DATA FOR PROCESSING —
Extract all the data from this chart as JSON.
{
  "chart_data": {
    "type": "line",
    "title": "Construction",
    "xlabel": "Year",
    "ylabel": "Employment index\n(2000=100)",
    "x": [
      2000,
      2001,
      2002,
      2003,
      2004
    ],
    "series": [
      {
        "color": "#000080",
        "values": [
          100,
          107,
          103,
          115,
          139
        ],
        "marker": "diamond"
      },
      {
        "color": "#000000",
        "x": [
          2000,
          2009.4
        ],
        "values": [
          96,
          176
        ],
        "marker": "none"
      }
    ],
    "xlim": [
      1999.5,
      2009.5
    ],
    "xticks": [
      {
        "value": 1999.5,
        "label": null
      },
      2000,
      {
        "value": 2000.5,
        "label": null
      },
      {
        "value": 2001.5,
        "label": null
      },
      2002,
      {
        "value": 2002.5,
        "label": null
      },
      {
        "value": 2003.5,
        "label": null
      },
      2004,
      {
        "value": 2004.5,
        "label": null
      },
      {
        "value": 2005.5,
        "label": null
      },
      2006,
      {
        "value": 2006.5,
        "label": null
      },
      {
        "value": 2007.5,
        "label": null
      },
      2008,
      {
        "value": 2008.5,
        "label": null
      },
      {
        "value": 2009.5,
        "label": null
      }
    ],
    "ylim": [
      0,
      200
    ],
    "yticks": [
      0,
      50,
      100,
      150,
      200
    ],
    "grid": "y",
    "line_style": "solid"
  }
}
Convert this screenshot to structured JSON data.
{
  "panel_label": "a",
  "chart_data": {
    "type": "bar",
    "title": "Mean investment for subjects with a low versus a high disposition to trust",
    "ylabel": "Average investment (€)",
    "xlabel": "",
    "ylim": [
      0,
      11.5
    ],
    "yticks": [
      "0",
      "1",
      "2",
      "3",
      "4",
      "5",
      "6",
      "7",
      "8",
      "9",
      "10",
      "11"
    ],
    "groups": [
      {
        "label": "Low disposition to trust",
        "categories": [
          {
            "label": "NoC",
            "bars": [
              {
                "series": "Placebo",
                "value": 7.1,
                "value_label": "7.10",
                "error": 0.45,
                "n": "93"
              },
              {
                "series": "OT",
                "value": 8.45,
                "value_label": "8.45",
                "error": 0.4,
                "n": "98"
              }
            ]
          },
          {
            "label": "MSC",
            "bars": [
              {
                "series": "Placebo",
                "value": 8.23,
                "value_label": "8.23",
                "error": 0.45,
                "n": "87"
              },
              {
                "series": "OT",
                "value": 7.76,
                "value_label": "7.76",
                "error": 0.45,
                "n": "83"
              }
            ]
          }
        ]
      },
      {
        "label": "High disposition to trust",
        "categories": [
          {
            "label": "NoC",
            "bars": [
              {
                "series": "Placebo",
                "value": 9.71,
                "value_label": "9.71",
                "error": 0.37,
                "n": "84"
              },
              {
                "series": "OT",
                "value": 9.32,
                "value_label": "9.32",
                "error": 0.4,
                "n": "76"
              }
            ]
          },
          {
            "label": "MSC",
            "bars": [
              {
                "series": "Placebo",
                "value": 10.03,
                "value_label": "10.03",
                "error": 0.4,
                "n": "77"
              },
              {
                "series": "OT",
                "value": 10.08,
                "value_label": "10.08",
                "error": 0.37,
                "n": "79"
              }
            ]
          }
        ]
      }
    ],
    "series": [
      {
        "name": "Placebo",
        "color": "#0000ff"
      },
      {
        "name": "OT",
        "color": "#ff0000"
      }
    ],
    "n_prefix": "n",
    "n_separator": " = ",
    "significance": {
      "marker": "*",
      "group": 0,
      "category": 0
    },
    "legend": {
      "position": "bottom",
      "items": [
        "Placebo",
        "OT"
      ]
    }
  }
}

TASK PROMPT — Write out the full listing, keeping every line exactly as it is.

WRITTEN RESPONSE —
Extract all the data from this chart as JSON.
{
  "chart_data": {
    "type": "line",
    "title": "Construction",
    "xlabel": "Year",
    "ylabel": "Employment index\n(2000=100)",
    "x": [
      2000,
      2001,
      2002,
      2003,
      2004
    ],
    "series": [
      {
        "color": "#000080",
        "values": [
          100,
          107,
          103,
          115,
          139
        ],
        "marker": "diamond"
      },
      {
        "color": "#000000",
        "x": [
          2000,
          2009.4
        ],
        "values": [
          96,
          176
        ],
        "marker": "none"
      }
    ],
    "xlim": [
      1999.5,
      2009.5
    ],
    "xticks": [
      {
        "value": 1999.5,
        "label": null
      },
      2000,
      {
        "value": 2000.5,
        "label": null
      },
      {
        "value": 2001.5,
        "label": null
      },
      2002,
      {
        "value": 2002.5,
        "label": null
      },
      {
        "value": 2003.5,
        "label": null
      },
      2004,
      {
        "value": 2004.5,
        "label": null
      },
      {
        "value": 2005.5,
        "label": null
      },
      2006,
      {
        "value": 2006.5,
        "label": null
      },
      {
        "value": 2007.5,
        "label": null
      },
      2008,
      {
        "value": 2008.5,
        "label": null
      },
      {
        "value": 2009.5,
        "label": null
      }
    ],
    "ylim": [
      0,
      200
    ],
    "yticks": [
      0,
      50,
      100,
      150,
      200
    ],
    "grid": "y",
    "line_style": "solid"
  }
}
Convert this screenshot to structured JSON data.
{
  "panel_label": "a",
  "chart_data": {
    "type": "bar",
    "title": "Mean investment for subjects with a low versus a high disposition to trust",
    "ylabel": "Average investment (€)",
    "xlabel": "",
    "ylim": [
      0,
      11.5
    ],
    "yticks": [
      "0",
      "1",
      "2",
      "3",
      "4",
      "5",
      "6",
      "7",
      "8",
      "9",
      "10",
      "11"
    ],
    "groups": [
      {
        "label": "Low disposition to trust",
        "categories": [
          {
            "label": "NoC",
            "bars": [
              {
                "series": "Placebo",
                "value": 7.1,
                "value_label": "7.10",
                "error": 0.45,
                "n": "93"
              },
              {
                "series": "OT",
                "value": 8.45,
                "value_label": "8.45",
                "error": 0.4,
                "n": "98"
              }
            ]
          },
          {
            "label": "MSC",
            "bars": [
              {
                "series": "Placebo",
                "value": 8.23,
                "value_label": "8.23",
                "error": 0.45,
                "n": "87"
              },
              {
                "series": "OT",
                "value": 7.76,
                "value_label": "7.76",
                "error": 0.45,
                "n": "83"
              }
            ]
          }
        ]
      },
      {
        "label": "High disposition to trust",
        "categories": [
          {
            "label": "NoC",
            "bars": [
              {
                "series": "Placebo",
                "value": 9.71,
                "value_label": "9.71",
                "error": 0.37,
                "n": "84"
              },
              {
                "series": "OT",
                "value": 9.32,
                "value_label": "9.32",
                "error": 0.4,
                "n": "76"
              }
            ]
          },
          {
            "label": "MSC",
            "bars": [
              {
                "series": "Placebo",
                "value": 10.03,
                "value_label": "10.03",
                "error": 0.4,
                "n": "77"
              },
              {
                "series": "OT",
                "value": 10.08,
                "value_label": "10.08",
                "error": 0.37,
                "n": "79"
              }
            ]
          }
        ]
      }
    ],
    "series": [
      {
        "name": "Placebo",
        "color": "#0000ff"
      },
      {
        "name": "OT",
        "color": "#ff0000"
      }
    ],
    "n_prefix": "n",
    "n_separator": " = ",
    "significance": {
      "marker": "*",
      "group": 0,
      "category": 0
    },
    "legend": {
      "position": "bottom",
      "items": [
        "Placebo",
        "OT"
      ]
    }
  }
}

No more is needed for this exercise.